-- Task brief --
Look through the records below and collect all lines that hold the string "from".

-- Records for the task --
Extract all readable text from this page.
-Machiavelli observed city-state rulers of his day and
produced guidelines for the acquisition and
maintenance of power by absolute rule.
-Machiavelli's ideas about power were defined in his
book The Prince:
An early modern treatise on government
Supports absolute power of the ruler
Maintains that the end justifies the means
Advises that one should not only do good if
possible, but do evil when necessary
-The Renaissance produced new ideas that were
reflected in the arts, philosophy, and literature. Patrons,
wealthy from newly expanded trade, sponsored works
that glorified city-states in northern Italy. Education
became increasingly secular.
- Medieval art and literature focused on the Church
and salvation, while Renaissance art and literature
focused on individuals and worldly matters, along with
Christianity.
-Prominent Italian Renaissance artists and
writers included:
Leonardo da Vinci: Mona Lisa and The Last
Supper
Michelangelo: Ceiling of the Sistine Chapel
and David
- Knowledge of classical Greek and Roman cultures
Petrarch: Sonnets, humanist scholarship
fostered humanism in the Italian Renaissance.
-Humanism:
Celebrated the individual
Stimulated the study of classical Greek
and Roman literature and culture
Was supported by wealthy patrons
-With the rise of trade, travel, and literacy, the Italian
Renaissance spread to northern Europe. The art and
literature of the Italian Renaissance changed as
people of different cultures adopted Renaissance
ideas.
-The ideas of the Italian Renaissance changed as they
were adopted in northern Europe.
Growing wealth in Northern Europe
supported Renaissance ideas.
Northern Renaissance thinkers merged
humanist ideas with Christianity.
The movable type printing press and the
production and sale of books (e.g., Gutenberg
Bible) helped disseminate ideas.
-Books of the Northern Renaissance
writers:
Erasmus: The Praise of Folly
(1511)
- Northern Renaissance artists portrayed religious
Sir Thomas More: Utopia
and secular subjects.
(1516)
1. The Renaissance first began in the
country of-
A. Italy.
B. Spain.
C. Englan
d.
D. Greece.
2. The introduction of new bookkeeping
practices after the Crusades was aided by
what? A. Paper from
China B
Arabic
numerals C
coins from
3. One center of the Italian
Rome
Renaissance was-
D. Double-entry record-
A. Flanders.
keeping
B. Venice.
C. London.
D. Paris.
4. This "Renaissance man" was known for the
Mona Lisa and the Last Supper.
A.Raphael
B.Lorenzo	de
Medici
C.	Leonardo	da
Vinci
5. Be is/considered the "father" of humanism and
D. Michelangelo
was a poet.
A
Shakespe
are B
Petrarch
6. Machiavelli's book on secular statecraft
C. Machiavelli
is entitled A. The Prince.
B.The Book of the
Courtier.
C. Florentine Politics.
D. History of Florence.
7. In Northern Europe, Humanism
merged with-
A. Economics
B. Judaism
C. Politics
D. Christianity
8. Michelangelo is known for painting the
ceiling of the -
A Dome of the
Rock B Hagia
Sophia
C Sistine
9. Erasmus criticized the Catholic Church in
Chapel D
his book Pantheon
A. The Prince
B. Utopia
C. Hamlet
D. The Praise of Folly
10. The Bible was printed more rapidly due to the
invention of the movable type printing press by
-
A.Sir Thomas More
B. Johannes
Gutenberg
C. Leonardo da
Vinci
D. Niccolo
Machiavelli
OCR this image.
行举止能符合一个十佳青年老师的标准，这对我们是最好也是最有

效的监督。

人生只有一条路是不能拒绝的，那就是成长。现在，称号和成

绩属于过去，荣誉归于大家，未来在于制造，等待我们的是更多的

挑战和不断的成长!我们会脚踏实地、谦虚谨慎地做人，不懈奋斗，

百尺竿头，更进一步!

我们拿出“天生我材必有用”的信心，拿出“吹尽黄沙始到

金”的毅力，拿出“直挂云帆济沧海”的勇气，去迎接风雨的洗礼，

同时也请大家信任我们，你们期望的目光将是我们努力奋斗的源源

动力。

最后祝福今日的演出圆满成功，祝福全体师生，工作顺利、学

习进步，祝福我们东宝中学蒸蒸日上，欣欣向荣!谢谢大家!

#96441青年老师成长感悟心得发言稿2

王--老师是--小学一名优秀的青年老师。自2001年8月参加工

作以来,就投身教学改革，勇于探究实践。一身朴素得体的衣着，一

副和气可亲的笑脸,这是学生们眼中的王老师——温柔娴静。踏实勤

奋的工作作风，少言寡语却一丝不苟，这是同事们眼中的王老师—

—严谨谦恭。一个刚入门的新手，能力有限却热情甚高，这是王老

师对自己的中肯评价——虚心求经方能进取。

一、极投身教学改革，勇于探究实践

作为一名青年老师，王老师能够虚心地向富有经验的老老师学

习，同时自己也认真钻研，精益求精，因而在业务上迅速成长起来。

-- Answer to the exercise --
Extract all readable text from this page.
wealthy from newly expanded trade, sponsored works
what? A. Paper from
coins from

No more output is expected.